*** TEXT SECTION ***

In [17]:
import pandas as pd
import re
from nltk.corpus import stopwords
from nltk.stem import WordNetLemmatizer
from sklearn.feature_extraction.text import TfidfVectorizer
from sklearn.metrics.pairwise import cosine_similarity
import nltk

In [18]:
# Replace 'path_to_file' with the actual path to your file
file_path = r'C:\Users\Administrator\Desktop\Final Dataset 2.csv'

In [19]:

# Define a function to normalize text
def normalize_text(text):
    if isinstance(text, str):
        # Lowercase the text
        text = text.lower()
        # Remove special characters
        text = re.sub(r'[^a-zA-Z0-9\s]', '', text)
    return text

# Define a function to tokenize text
def tokenize_text(text):
    if isinstance(text, str):
        # Split the text into words/tokens
        tokens = text.split()
        return tokens
    return text

# Define a function to remove stop words
def remove_stop_words(tokens):
    if isinstance(tokens, list):
        filtered_tokens = [word for word in tokens if word not in stop_words]
        return filtered_tokens
    return tokens

# Define a function to lemmatize tokens
def lemmatize_tokens(tokens):
    if isinstance(tokens, list):
        lemmatized_tokens = [lemmatizer.lemmatize(word) for word in tokens]
        return lemmatized_tokens
    return tokens

# Combine the specified columns into a single text column
def combine_columns(row):
    combined_text = ' '.join([str(row[col]) for col in columns_to_normalize if isinstance(row[col], str)])
    return combined_text

# Function to recommend similar TV shows based on input title
def recommend_tv_shows(title, cosine_sim_matrix, df, top_n=5):
    # Find the index of the TV show title
    idx = df[df['Title'].str.lower() == title.lower()].index
    if len(idx) == 0:
        return "TV show not found in the dataset. Please try another title."

    # Get the cosine similarity scores for the given TV show
    sim_scores = list(enumerate(cosine_sim_matrix[idx][0]))

    # Sort the TV shows based on similarity scores
    sim_scores = sorted(sim_scores, key=lambda x: x[1], reverse=True)

    # Get the scores of the top similar TV shows
    sim_scores = sim_scores[1:top_n+1]  # Exclude the first (itself) and take top_n

    # Get the indices of the similar TV shows
    show_indices = [i[0] for i in sim_scores]

    # Return the top similar TV shows
    return df['Title'].iloc[show_indices]



# Read the CSV file into a DataFrame with a specified encoding
df = pd.read_csv(file_path, encoding='latin1')

# Normalize text in relevant columns
columns_to_normalize = ['Title', 'Type', 'Premiere', 'Genre', 'Language', 'Origin', 'Director', 'Cast', 'Description']
for column in columns_to_normalize:
    df[column] = df[column].apply(normalize_text)

# Apply text normalization to all columns
df = df.applymap(normalize_text)

***

→ **EXERCISES**:
(1) Please answer these questions about the TV show recommendation code above, each on its own line and marked (a), (b), (c):
(a) Which encoding does the code pass when reading the CSV file?
(b) What is the default value of top_n in recommend_tv_shows?
(c) What message does recommend_tv_shows return when no title matches?
(2) Rewrite the TV show recommendation code starting at "# Remove special" and ending at "tokens = text.split()", putting "non-alphanumeric characters" where "special characters" stands.

*** PROVIDED RECORDS ***

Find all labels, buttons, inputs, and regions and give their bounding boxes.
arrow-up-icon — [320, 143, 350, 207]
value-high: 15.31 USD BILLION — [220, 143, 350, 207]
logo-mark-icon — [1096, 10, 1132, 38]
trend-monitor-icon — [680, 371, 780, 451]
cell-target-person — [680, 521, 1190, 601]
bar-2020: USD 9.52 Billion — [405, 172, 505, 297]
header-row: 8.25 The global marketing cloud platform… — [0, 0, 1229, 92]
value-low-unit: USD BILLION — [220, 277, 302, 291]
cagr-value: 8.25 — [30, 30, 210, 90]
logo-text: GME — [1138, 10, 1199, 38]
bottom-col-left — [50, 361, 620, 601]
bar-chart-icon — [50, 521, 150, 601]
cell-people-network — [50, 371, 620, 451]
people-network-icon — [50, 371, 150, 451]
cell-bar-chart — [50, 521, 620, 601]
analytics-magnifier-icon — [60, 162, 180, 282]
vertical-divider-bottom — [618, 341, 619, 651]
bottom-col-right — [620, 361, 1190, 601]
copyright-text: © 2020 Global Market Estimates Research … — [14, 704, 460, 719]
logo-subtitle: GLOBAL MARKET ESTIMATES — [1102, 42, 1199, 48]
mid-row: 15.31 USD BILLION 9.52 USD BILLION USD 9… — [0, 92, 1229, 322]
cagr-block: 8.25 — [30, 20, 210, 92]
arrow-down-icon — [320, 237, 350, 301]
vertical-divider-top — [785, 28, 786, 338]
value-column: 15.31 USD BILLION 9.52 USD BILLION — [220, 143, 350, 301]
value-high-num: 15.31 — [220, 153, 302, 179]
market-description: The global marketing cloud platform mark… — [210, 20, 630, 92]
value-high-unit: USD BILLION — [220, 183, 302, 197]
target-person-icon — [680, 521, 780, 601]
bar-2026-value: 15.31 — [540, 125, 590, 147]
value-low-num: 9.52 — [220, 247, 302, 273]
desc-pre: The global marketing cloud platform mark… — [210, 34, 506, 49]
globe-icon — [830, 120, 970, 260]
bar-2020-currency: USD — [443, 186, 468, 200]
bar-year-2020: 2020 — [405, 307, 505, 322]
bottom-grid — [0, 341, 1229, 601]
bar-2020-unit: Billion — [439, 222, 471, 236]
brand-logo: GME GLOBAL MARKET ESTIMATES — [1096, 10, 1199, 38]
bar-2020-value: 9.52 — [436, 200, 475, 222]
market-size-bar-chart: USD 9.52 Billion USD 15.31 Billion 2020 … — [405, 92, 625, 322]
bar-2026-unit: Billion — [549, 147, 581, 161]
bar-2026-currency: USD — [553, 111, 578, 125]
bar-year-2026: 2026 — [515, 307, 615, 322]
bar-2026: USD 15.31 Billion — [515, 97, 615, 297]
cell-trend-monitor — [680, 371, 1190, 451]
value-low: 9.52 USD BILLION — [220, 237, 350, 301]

***

→ **FULL SOLUTIONS**:
(1)
(a) latin1
(b) 5
(c) "TV show not found in the dataset. Please try another title."

(2)
# Remove non-alphanumeric characters
        text = re.sub(r'[^a-zA-Z0-9\s]', '', text)
    return text

# Define a function to tokenize text
def tokenize_text(text):
    if isinstance(text, str):
        # Split the text into words/tokens
        tokens = text.split()